___ STORED DATA
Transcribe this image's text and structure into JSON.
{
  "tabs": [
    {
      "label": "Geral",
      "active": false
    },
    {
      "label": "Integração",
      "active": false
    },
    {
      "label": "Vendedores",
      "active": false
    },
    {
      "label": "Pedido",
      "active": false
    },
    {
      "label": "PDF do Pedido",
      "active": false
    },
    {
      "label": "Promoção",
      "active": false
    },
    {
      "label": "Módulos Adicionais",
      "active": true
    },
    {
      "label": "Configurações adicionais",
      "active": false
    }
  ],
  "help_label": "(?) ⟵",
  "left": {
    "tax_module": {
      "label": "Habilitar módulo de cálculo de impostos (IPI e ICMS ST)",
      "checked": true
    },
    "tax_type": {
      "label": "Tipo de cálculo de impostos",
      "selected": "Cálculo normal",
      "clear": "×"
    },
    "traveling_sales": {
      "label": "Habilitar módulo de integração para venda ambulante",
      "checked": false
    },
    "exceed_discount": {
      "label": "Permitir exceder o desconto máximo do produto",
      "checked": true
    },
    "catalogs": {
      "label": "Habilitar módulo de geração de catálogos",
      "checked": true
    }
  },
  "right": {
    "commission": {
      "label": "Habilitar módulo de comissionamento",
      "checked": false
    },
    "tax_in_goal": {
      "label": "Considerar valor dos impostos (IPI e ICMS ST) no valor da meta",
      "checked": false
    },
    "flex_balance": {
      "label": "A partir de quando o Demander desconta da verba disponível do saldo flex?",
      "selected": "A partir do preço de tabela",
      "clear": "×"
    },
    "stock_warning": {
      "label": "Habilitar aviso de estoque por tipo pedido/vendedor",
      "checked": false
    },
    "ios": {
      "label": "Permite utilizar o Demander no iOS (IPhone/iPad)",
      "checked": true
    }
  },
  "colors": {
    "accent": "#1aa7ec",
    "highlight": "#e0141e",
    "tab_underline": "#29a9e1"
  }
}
______
TASK GOAL.
Write the entries again, exactly as they stand.

WRITTEN ANSWER.
Transcribe this image's text and structure into JSON.
{
  "tabs": [
    {
      "label": "Geral",
      "active": false
    },
    {
      "label": "Integração",
      "active": false
    },
    {
      "label": "Vendedores",
      "active": false
    },
    {
      "label": "Pedido",
      "active": false
    },
    {
      "label": "PDF do Pedido",
      "active": false
    },
    {
      "label": "Promoção",
      "active": false
    },
    {
      "label": "Módulos Adicionais",
      "active": true
    },
    {
      "label": "Configurações adicionais",
      "active": false
    }
  ],
  "help_label": "(?) ⟵",
  "left": {
    "tax_module": {
      "label": "Habilitar módulo de cálculo de impostos (IPI e ICMS ST)",
      "checked": true
    },
    "tax_type": {
      "label": "Tipo de cálculo de impostos",
      "selected": "Cálculo normal",
      "clear": "×"
    },
    "traveling_sales": {
      "label": "Habilitar módulo de integração para venda ambulante",
      "checked": false
    },
    "exceed_discount": {
      "label": "Permitir exceder o desconto máximo do produto",
      "checked": true
    },
    "catalogs": {
      "label": "Habilitar módulo de geração de catálogos",
      "checked": true
    }
  },
  "right": {
    "commission": {
      "label": "Habilitar módulo de comissionamento",
      "checked": false
    },
    "tax_in_goal": {
      "label": "Considerar valor dos impostos (IPI e ICMS ST) no valor da meta",
      "checked": false
    },
    "flex_balance": {
      "label": "A partir de quando o Demander desconta da verba disponível do saldo flex?",
      "selected": "A partir do preço de tabela",
      "clear": "×"
    },
    "stock_warning": {
      "label": "Habilitar aviso de estoque por tipo pedido/vendedor",
      "checked": false
    },
    "ios": {
      "label": "Permite utilizar o Demander no iOS (IPhone/iPad)",
      "checked": true
    }
  },
  "colors": {
    "accent": "#1aa7ec",
    "highlight": "#e0141e",
    "tab_underline": "#29a9e1"
  }
}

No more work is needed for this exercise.